*Source excerpt*.

WHO SHOULD ATTEND: All funders interested in children and family issues, including child welfare/foster care, education, youth development, and disconnected and at-risk youth.


  • Who is accountable for teenagers who are chronically absent from school?
  • What interventions are most effective for chronically absent teens?
  • What government structures and programs can most effectively serve these teens? 

Imagine you are a single parent struggling to get your teenager to go to school. You know your child has been struggling with school and is two grades behind and does not like being in class with younger children. Under New York State law, a parent or guardian who does not ensure that his or her child attends school regularly can be found to have neglected the child – a situation termed educational neglect.

Many practitioners associate educational neglect with younger children who are unable to get themselves to school and whose absence may signal more serious abuse or neglect occurring in the home. In fact, over 60 percent of educational neglect cases in New York State involves teenagers (13- 17 years old), and initial research by the Vera Institute of Justice found that educational neglect reports involving teenagers rarely uncover safety concerns.

*Listed entries*.
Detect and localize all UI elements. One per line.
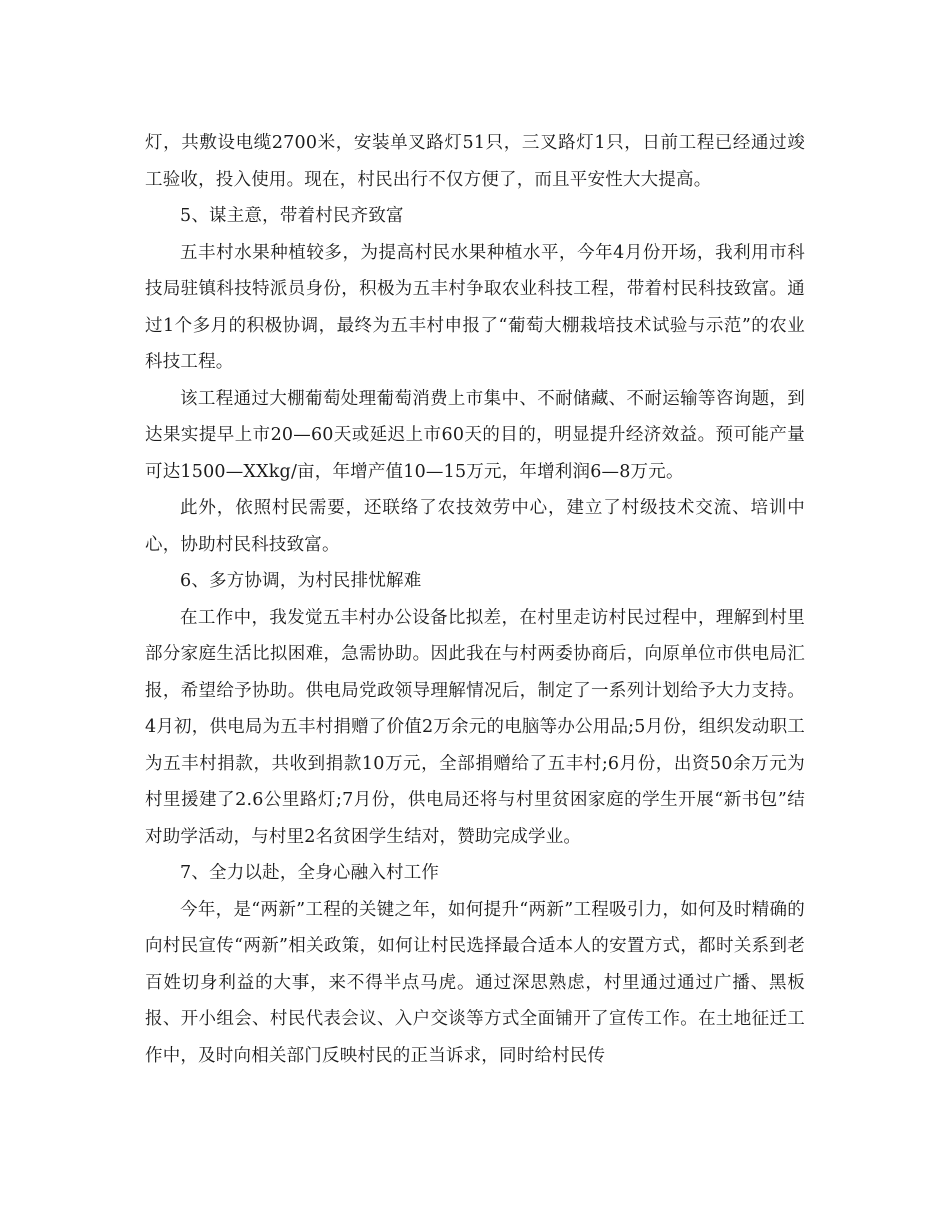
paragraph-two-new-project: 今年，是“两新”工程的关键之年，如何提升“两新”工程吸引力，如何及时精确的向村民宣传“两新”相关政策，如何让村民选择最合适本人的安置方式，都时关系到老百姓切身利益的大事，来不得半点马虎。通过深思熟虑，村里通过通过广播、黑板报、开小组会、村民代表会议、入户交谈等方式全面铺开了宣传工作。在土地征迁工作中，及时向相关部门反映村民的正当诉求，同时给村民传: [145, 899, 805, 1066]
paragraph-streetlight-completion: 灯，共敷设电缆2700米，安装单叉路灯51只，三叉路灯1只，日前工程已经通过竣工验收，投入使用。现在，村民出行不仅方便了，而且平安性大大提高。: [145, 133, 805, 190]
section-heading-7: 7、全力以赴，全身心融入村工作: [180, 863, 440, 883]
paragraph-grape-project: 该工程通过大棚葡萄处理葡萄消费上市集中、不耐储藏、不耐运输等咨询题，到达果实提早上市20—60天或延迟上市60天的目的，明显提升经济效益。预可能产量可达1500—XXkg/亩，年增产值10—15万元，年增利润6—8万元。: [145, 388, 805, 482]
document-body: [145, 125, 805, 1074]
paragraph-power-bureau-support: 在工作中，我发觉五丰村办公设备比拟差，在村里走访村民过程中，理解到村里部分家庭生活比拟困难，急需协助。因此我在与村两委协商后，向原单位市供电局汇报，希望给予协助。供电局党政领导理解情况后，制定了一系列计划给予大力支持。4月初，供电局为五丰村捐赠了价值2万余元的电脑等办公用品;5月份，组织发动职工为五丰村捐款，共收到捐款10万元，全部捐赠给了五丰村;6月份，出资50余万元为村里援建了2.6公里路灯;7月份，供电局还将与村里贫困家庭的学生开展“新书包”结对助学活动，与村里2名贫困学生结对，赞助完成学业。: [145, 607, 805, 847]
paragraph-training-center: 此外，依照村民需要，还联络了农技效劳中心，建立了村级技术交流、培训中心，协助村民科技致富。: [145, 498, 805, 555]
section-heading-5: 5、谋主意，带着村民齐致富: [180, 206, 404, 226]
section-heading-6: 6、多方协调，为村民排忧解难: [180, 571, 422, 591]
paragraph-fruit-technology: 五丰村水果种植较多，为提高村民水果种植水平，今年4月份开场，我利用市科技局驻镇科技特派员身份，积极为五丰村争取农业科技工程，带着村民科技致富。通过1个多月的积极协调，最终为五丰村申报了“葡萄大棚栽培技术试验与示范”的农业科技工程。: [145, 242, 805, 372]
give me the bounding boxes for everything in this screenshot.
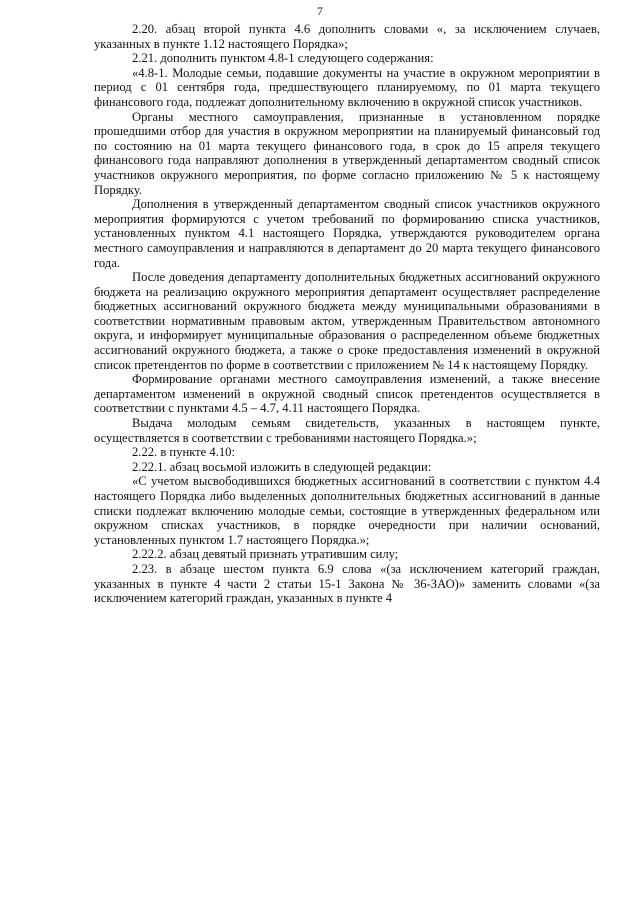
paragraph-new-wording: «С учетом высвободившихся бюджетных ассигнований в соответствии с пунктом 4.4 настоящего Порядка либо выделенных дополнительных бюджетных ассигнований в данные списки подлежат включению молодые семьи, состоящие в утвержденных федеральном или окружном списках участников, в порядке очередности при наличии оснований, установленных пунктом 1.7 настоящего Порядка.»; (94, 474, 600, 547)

*Problem to solve*. In the excerpt on educational neglect, rewrite the paragraph that begins "Many practitioners associate" as a short bulleted list that keeps its main facts.

*The output*.
- Many practitioners link educational neglect with younger children who cannot get themselves to school and whose absence may signal more serious abuse or neglect at home.
- Over 60 percent of educational neglect cases in New York State involve teenagers aged 13 to 17.
- Initial research by the Vera Institute of Justice found that educational neglect reports involving teenagers rarely uncover safety concerns.